**Information provided:**
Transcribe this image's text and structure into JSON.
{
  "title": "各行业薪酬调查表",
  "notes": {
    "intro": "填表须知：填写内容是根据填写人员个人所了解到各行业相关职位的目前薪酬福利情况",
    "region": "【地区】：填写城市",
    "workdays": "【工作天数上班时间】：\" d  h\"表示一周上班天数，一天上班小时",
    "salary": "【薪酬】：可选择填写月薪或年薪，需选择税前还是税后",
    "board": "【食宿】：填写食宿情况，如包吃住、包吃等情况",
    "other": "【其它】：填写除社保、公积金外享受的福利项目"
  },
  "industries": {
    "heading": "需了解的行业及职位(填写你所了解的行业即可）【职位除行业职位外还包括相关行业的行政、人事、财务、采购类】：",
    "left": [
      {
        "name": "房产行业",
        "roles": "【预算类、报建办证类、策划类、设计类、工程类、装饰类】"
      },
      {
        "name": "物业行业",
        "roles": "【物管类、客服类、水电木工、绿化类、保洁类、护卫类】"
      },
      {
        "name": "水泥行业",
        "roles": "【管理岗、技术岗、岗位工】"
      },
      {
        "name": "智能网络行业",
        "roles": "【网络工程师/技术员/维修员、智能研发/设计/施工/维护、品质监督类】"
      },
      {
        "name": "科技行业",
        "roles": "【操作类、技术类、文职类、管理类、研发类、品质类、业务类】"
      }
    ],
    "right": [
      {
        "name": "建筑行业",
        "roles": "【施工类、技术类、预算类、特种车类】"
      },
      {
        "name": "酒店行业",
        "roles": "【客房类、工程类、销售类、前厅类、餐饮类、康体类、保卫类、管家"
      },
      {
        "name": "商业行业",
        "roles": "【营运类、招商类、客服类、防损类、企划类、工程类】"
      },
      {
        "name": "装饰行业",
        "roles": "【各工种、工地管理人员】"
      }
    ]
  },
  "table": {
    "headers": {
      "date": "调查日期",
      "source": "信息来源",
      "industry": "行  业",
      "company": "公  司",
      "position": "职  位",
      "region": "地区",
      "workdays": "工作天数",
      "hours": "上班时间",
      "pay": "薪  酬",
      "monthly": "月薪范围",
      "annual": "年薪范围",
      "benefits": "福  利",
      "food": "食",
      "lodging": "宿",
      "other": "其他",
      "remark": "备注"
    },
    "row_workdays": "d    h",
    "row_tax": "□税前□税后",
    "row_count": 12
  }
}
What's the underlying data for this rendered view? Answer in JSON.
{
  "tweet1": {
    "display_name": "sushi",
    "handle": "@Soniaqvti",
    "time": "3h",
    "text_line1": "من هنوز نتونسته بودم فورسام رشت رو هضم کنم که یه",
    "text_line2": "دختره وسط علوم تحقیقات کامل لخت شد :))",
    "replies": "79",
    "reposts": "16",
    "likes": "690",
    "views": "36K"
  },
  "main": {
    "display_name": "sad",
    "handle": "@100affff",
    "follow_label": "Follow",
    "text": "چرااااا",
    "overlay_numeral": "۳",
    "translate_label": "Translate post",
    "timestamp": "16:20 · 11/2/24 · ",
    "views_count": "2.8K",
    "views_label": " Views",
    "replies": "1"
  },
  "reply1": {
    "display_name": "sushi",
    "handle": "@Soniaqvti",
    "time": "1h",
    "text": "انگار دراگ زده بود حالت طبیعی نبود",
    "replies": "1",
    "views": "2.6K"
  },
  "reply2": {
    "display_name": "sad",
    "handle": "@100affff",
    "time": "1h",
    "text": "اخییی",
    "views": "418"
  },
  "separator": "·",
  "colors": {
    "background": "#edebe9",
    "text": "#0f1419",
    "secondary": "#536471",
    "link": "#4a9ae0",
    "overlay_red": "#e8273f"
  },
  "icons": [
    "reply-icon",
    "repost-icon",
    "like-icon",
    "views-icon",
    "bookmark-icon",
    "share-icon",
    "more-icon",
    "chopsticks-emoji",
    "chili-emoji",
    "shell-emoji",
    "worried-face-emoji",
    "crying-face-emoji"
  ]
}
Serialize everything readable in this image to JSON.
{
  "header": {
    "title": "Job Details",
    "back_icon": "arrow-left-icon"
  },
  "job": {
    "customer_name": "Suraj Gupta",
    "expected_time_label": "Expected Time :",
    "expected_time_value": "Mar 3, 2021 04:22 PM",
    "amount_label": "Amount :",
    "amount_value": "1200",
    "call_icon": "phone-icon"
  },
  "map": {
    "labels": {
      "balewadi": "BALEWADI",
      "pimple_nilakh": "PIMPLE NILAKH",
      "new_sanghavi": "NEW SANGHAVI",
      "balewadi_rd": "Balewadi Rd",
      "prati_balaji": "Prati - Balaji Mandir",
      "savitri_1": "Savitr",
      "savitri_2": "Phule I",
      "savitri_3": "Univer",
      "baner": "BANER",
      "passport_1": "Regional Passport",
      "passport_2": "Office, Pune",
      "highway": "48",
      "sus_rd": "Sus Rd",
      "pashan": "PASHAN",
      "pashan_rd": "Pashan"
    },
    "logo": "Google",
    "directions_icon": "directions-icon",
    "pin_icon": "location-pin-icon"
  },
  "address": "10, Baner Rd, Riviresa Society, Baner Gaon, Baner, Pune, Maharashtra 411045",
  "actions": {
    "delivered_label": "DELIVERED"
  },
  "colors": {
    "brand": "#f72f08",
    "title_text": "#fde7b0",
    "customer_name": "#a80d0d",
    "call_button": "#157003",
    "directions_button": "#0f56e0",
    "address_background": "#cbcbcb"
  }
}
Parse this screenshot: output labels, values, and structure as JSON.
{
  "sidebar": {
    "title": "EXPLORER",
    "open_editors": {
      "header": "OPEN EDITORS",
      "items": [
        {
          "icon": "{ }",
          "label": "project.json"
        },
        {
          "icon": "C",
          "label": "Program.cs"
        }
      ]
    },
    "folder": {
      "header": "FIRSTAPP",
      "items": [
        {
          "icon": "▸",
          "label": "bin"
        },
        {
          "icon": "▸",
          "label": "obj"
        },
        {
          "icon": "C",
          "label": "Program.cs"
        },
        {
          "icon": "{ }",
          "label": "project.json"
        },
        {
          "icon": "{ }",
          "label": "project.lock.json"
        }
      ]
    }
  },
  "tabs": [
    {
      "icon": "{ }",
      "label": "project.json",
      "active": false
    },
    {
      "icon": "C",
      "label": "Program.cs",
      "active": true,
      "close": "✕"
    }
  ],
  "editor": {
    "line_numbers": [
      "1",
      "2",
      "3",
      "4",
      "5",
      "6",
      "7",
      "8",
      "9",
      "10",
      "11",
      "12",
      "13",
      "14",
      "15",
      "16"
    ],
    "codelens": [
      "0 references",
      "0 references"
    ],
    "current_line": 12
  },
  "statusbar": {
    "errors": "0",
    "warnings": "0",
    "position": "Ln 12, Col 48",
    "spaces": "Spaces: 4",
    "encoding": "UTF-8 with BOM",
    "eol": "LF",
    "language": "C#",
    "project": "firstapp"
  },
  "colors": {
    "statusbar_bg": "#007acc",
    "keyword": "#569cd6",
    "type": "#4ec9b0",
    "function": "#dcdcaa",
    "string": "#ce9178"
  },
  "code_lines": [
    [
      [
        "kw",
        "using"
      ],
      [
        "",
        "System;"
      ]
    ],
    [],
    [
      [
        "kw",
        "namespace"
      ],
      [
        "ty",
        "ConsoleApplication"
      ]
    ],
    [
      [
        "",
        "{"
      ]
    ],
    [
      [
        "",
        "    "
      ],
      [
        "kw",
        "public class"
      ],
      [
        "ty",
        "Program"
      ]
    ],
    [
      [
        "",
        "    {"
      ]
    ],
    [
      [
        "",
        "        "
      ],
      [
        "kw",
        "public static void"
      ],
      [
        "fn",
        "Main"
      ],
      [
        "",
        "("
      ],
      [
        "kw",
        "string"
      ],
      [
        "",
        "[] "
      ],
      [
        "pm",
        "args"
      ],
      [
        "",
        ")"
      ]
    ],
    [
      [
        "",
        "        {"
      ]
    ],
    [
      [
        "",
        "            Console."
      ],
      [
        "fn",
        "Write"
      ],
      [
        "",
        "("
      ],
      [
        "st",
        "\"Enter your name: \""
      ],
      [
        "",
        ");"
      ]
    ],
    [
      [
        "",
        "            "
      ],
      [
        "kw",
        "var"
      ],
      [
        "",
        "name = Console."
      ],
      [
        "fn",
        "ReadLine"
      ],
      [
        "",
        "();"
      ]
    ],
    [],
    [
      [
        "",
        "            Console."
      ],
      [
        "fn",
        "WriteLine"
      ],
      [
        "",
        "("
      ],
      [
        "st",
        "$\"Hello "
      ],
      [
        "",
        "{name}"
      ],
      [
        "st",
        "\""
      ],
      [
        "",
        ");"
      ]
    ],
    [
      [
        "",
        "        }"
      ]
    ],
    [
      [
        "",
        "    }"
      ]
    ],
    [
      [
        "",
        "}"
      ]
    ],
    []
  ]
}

**Directions:**
Copy out every line in the listing where the word "this" appears.

**Answer in full:**
Transcribe this image's text and structure into JSON.
What's the underlying data for this rendered view? Answer in JSON.
Serialize everything readable in this image to JSON.
Parse this screenshot: output labels, values, and structure as JSON.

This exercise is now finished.